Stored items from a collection
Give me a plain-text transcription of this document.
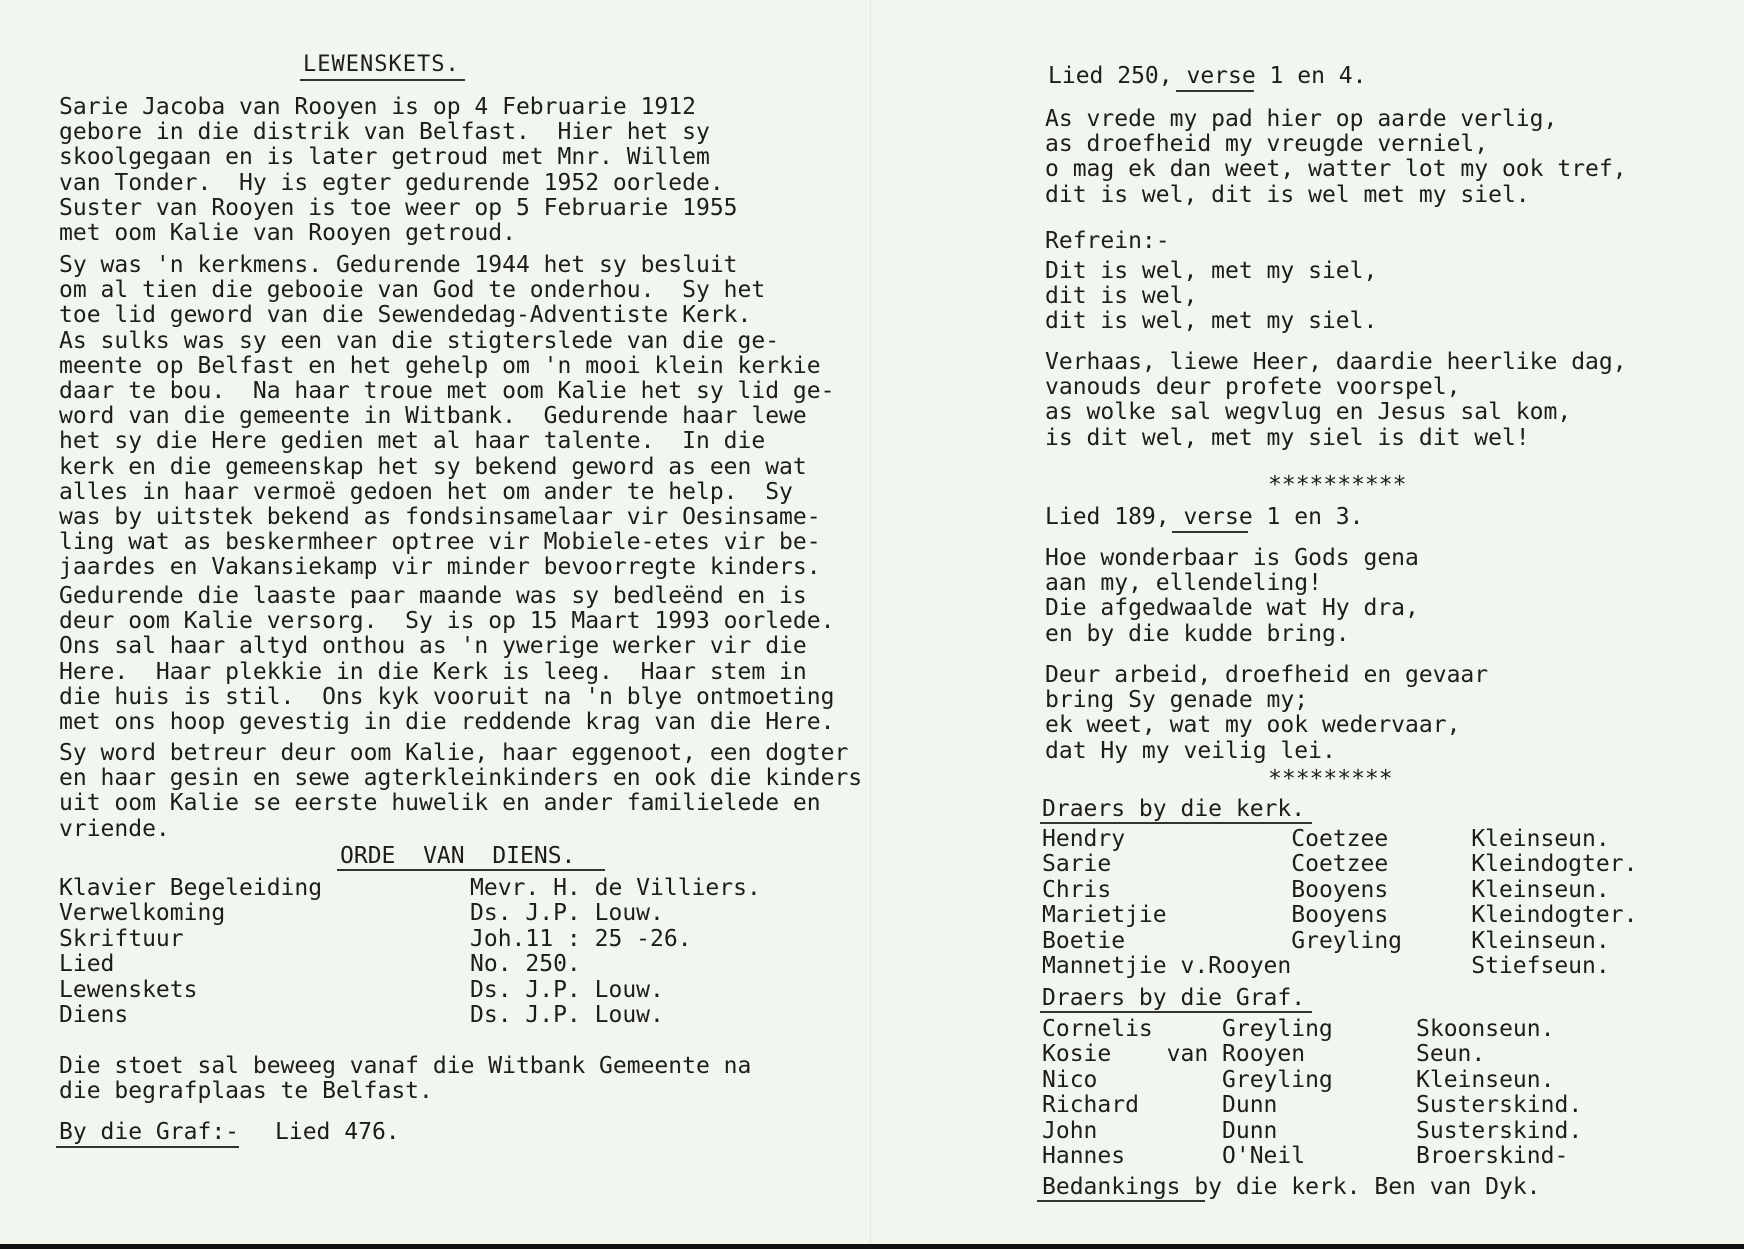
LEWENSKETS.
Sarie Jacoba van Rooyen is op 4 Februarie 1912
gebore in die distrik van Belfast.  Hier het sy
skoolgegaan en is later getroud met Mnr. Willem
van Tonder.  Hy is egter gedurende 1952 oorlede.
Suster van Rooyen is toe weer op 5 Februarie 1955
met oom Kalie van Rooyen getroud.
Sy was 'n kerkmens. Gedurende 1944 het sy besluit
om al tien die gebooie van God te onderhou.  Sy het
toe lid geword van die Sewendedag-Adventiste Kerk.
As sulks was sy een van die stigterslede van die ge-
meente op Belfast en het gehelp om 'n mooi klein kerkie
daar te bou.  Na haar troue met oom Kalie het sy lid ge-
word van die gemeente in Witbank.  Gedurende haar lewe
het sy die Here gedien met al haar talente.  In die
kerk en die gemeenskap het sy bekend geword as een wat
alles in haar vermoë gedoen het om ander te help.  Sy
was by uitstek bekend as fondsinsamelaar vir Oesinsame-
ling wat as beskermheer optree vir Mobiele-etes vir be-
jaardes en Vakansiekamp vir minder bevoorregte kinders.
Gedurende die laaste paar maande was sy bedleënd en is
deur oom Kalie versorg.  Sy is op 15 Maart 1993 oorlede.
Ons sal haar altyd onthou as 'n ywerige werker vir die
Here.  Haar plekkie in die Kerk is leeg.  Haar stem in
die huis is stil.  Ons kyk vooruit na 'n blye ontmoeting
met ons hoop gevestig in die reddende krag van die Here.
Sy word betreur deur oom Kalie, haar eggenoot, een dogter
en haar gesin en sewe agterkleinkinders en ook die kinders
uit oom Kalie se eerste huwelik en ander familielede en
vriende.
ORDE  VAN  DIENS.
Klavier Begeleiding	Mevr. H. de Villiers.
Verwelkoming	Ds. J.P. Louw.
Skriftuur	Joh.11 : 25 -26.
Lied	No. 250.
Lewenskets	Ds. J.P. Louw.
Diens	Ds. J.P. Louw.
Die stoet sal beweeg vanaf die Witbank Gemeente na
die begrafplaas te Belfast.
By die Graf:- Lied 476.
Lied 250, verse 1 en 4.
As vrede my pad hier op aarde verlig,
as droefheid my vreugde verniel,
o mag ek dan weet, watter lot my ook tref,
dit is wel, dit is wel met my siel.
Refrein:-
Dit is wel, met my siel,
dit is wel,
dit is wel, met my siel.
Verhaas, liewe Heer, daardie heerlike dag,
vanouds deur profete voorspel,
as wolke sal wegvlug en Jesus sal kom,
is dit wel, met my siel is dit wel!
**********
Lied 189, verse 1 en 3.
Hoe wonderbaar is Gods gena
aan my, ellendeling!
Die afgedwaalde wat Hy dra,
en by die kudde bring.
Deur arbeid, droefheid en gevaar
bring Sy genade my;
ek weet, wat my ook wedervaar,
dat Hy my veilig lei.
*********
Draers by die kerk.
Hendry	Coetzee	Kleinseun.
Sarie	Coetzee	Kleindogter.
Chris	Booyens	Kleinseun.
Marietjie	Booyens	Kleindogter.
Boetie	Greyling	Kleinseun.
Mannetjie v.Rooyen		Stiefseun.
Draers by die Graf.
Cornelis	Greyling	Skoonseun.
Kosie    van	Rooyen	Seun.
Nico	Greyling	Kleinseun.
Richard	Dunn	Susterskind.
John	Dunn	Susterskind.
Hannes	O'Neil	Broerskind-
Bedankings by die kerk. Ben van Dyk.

Task → Select and copy every line of the listing with the word "droefheid".

Reply →
as droefheid my vreugde verniel,
Deur arbeid, droefheid en gevaar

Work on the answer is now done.